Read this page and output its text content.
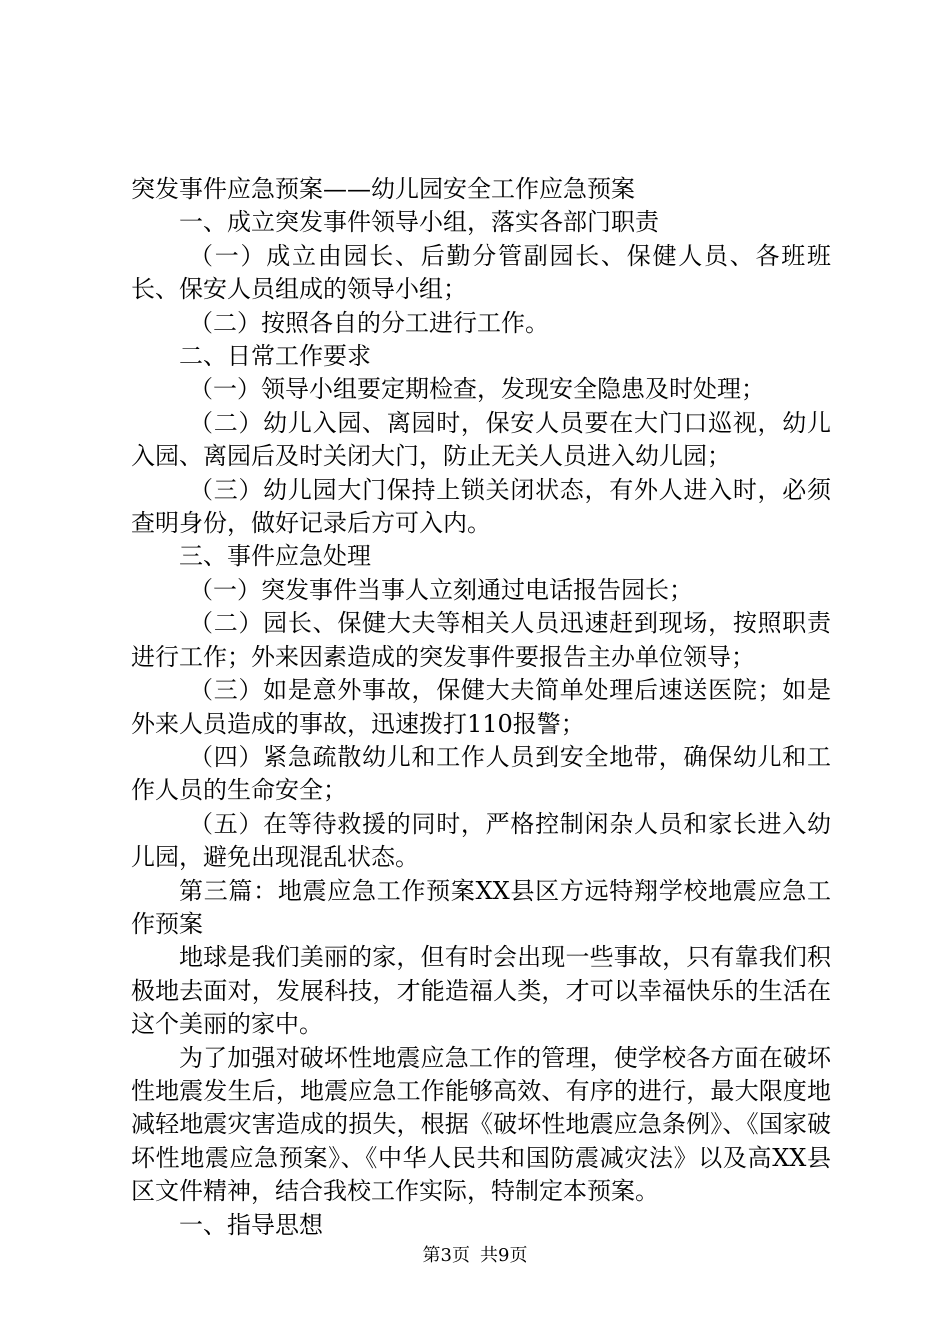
突发事件应急预案——幼儿园安全工作应急预案

一、成立突发事件领导小组，落实各部门职责

（一）成立由园长、后勤分管副园长、保健人员、各班班长、保安人员组成的领导小组；

（二）按照各自的分工进行工作。

二、日常工作要求

（一）领导小组要定期检查，发现安全隐患及时处理；

（二）幼儿入园、离园时，保安人员要在大门口巡视，幼儿入园、离园后及时关闭大门，防止无关人员进入幼儿园；

（三）幼儿园大门保持上锁关闭状态，有外人进入时，必须查明身份，做好记录后方可入内。

三、事件应急处理

（一）突发事件当事人立刻通过电话报告园长；

（二）园长、保健大夫等相关人员迅速赶到现场，按照职责进行工作；外来因素造成的突发事件要报告主办单位领导；

（三）如是意外事故，保健大夫简单处理后速送医院；如是外来人员造成的事故，迅速拨打110报警；

（四）紧急疏散幼儿和工作人员到安全地带，确保幼儿和工作人员的生命安全；

（五）在等待救援的同时，严格控制闲杂人员和家长进入幼儿园，避免出现混乱状态。

第三篇：地震应急工作预案XX县区方远特翔学校地震应急工作预案

地球是我们美丽的家，但有时会出现一些事故，只有靠我们积极地去面对，发展科技，才能造福人类，才可以幸福快乐的生活在这个美丽的家中。

为了加强对破坏性地震应急工作的管理，使学校各方面在破坏性地震发生后，地震应急工作能够高效、有序的进行，最大限度地减轻地震灾害造成的损失，根据《破坏性地震应急条例》、《国家破坏性地震应急预案》、《中华人民共和国防震减灾法》以及高XX县区文件精神，结合我校工作实际，特制定本预案。

一、指导思想

第3页 共9页
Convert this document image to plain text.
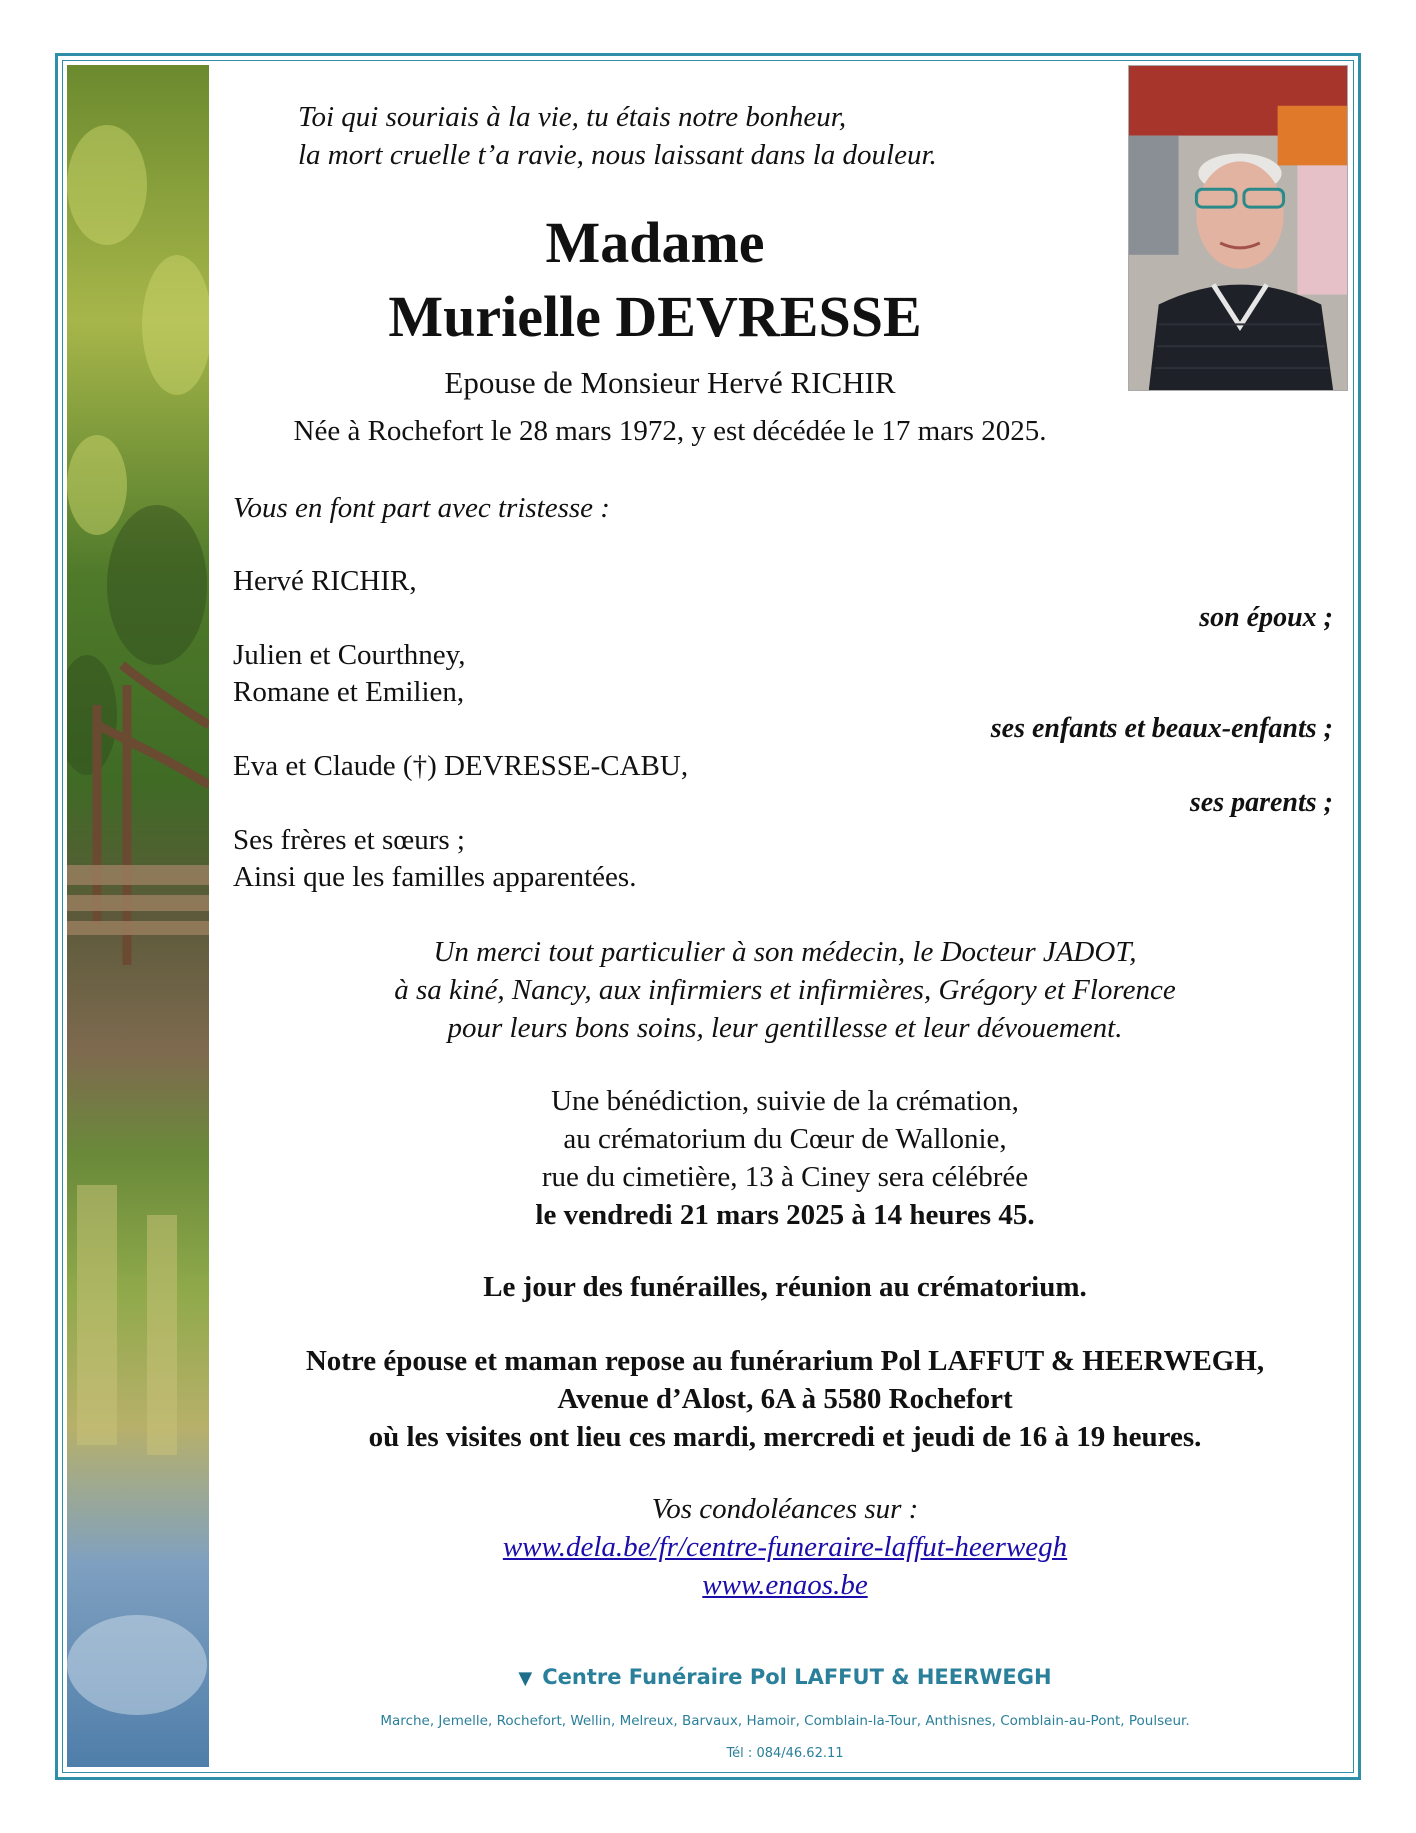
Toi qui souriais à la vie, tu étais notre bonheur,
la mort cruelle t’a ravie, nous laissant dans la douleur.

Madame

Murielle DEVRESSE

Epouse de Monsieur Hervé RICHIR

Née à Rochefort le 28 mars 1972, y est décédée le 17 mars 2025.

Vous en font part avec tristesse :

Hervé RICHIR,

son époux ;

Julien et Courthney,

Romane et Emilien,

ses enfants et beaux-enfants ;

Eva et Claude (†) DEVRESSE-CABU,

ses parents ;

Ses frères et sœurs ;

Ainsi que les familles apparentées.

Un merci tout particulier à son médecin, le Docteur JADOT,
à sa kiné, Nancy, aux infirmiers et infirmières, Grégory et Florence
pour leurs bons soins, leur gentillesse et leur dévouement.

Une bénédiction, suivie de la crémation,
au crématorium du Cœur de Wallonie,
rue du cimetière, 13 à Ciney sera célébrée
le vendredi 21 mars 2025 à 14 heures 45.

Le jour des funérailles, réunion au crématorium.

Notre épouse et maman repose au funérarium Pol LAFFUT & HEERWEGH,
Avenue d’Alost, 6A à 5580 Rochefort
où les visites ont lieu ces mardi, mercredi et jeudi de 16 à 19 heures.

Vos condoléances sur :
www.dela.be/fr/centre-funeraire-laffut-heerwegh
www.enaos.be

▼ Centre Funéraire Pol LAFFUT & HEERWEGH

Marche, Jemelle, Rochefort, Wellin, Melreux, Barvaux, Hamoir, Comblain-la-Tour, Anthisnes, Comblain-au-Pont, Poulseur.

Tél : 084/46.62.11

* * * * * * * * *

- Short task -
Please write out all the data again word for word, but not the pictures.

- Response for this exercise -
Read this page and output its text content.
突发事件应急预案——幼儿园安全工作应急预案

一、成立突发事件领导小组，落实各部门职责

（一）成立由园长、后勤分管副园长、保健人员、各班班长、保安人员组成的领导小组；

（二）按照各自的分工进行工作。

二、日常工作要求

（一）领导小组要定期检查，发现安全隐患及时处理；

（二）幼儿入园、离园时，保安人员要在大门口巡视，幼儿入园、离园后及时关闭大门，防止无关人员进入幼儿园；

（三）幼儿园大门保持上锁关闭状态，有外人进入时，必须查明身份，做好记录后方可入内。

三、事件应急处理

（一）突发事件当事人立刻通过电话报告园长；

（二）园长、保健大夫等相关人员迅速赶到现场，按照职责进行工作；外来因素造成的突发事件要报告主办单位领导；

（三）如是意外事故，保健大夫简单处理后速送医院；如是外来人员造成的事故，迅速拨打110报警；

（四）紧急疏散幼儿和工作人员到安全地带，确保幼儿和工作人员的生命安全；

（五）在等待救援的同时，严格控制闲杂人员和家长进入幼儿园，避免出现混乱状态。

第三篇：地震应急工作预案XX县区方远特翔学校地震应急工作预案

地球是我们美丽的家，但有时会出现一些事故，只有靠我们积极地去面对，发展科技，才能造福人类，才可以幸福快乐的生活在这个美丽的家中。

为了加强对破坏性地震应急工作的管理，使学校各方面在破坏性地震发生后，地震应急工作能够高效、有序的进行，最大限度地减轻地震灾害造成的损失，根据《破坏性地震应急条例》、《国家破坏性地震应急预案》、《中华人民共和国防震减灾法》以及高XX县区文件精神，结合我校工作实际，特制定本预案。

一、指导思想

第3页 共9页
Convert this document image to plain text.
Toi qui souriais à la vie, tu étais notre bonheur,
la mort cruelle t’a ravie, nous laissant dans la douleur.

Madame

Murielle DEVRESSE

Epouse de Monsieur Hervé RICHIR

Née à Rochefort le 28 mars 1972, y est décédée le 17 mars 2025.

Vous en font part avec tristesse :

Hervé RICHIR,

son époux ;

Julien et Courthney,

Romane et Emilien,

ses enfants et beaux-enfants ;

Eva et Claude (†) DEVRESSE-CABU,

ses parents ;

Ses frères et sœurs ;

Ainsi que les familles apparentées.

Un merci tout particulier à son médecin, le Docteur JADOT,
à sa kiné, Nancy, aux infirmiers et infirmières, Grégory et Florence
pour leurs bons soins, leur gentillesse et leur dévouement.

Une bénédiction, suivie de la crémation,
au crématorium du Cœur de Wallonie,
rue du cimetière, 13 à Ciney sera célébrée
le vendredi 21 mars 2025 à 14 heures 45.

Le jour des funérailles, réunion au crématorium.

Notre épouse et maman repose au funérarium Pol LAFFUT & HEERWEGH,
Avenue d’Alost, 6A à 5580 Rochefort
où les visites ont lieu ces mardi, mercredi et jeudi de 16 à 19 heures.

Vos condoléances sur :
www.dela.be/fr/centre-funeraire-laffut-heerwegh
www.enaos.be

▼ Centre Funéraire Pol LAFFUT & HEERWEGH

Marche, Jemelle, Rochefort, Wellin, Melreux, Barvaux, Hamoir, Comblain-la-Tour, Anthisnes, Comblain-au-Pont, Poulseur.

Tél : 084/46.62.11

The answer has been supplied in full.